Start Provided information
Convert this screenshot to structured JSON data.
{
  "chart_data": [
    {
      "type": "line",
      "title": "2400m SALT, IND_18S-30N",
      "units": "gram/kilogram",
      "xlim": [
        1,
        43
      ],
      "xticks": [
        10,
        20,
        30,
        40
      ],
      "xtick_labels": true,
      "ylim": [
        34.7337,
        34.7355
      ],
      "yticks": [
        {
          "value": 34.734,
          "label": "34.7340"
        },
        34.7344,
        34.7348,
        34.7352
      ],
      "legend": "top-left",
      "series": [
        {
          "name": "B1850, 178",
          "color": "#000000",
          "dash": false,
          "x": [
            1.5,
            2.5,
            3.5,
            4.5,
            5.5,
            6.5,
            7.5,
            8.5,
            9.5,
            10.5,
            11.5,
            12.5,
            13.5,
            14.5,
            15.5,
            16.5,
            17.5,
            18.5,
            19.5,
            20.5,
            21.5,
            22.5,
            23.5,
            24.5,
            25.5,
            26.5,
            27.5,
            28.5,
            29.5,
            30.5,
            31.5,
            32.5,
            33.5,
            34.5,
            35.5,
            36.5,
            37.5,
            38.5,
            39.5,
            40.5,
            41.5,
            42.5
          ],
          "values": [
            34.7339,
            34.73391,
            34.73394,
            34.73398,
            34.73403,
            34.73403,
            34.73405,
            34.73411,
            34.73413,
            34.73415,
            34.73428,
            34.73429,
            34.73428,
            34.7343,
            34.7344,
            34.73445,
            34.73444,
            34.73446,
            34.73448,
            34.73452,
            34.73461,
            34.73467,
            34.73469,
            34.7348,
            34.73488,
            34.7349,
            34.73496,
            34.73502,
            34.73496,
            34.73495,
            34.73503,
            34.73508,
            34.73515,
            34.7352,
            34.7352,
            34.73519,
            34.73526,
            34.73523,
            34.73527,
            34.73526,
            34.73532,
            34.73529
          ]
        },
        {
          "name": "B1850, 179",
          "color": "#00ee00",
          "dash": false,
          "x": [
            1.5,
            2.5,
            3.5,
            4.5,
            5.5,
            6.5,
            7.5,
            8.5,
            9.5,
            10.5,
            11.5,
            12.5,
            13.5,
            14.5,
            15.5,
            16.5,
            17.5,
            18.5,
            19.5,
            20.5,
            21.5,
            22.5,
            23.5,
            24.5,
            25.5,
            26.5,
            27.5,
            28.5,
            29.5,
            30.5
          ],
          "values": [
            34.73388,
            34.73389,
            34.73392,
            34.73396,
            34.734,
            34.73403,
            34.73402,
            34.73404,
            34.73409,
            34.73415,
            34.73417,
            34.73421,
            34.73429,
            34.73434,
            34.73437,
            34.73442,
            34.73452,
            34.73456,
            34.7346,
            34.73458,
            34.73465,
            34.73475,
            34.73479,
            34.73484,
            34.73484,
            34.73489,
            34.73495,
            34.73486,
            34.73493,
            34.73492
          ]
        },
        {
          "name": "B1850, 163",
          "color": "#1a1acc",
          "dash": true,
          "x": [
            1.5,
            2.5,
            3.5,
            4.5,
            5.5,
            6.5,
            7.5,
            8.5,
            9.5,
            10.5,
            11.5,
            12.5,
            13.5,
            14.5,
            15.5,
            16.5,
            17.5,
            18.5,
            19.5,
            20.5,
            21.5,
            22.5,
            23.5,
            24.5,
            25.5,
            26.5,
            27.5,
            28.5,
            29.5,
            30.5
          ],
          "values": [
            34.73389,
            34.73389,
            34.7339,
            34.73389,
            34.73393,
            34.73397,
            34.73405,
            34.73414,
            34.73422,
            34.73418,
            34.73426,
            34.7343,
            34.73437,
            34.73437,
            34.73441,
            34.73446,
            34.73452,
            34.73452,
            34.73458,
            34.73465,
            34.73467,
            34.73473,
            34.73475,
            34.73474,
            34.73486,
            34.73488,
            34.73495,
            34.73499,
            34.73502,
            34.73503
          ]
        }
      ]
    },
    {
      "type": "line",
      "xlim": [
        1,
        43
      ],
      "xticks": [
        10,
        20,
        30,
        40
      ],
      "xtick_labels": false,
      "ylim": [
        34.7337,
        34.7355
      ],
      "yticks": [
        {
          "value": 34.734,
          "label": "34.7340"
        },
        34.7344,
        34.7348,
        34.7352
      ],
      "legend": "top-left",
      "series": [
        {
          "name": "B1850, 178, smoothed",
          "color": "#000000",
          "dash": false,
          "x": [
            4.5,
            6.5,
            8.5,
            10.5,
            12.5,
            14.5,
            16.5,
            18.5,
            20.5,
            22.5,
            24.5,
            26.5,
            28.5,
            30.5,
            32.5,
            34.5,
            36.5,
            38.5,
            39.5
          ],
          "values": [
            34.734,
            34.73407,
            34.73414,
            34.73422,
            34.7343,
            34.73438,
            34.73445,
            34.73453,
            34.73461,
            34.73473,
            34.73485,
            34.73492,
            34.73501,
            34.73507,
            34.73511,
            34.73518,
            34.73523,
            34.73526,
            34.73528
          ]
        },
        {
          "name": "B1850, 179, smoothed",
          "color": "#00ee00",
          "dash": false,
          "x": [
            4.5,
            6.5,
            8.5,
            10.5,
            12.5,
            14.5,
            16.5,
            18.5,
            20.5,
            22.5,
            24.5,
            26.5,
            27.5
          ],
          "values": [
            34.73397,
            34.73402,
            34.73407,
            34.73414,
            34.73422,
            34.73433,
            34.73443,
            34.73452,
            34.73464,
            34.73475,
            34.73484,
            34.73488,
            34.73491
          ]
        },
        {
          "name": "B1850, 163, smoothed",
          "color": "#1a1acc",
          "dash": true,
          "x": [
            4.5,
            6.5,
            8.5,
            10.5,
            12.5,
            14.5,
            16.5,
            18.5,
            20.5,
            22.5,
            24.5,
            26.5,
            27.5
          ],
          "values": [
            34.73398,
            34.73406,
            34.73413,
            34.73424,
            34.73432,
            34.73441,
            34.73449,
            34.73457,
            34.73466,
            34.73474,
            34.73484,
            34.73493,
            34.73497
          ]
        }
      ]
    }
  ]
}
End Provided information
Task description → Filter the records for lines holding the string "smoothed". Copy each one.

Result of this task →
          "name": "B1850, 178, smoothed",
          "name": "B1850, 179, smoothed",
          "name": "B1850, 163, smoothed",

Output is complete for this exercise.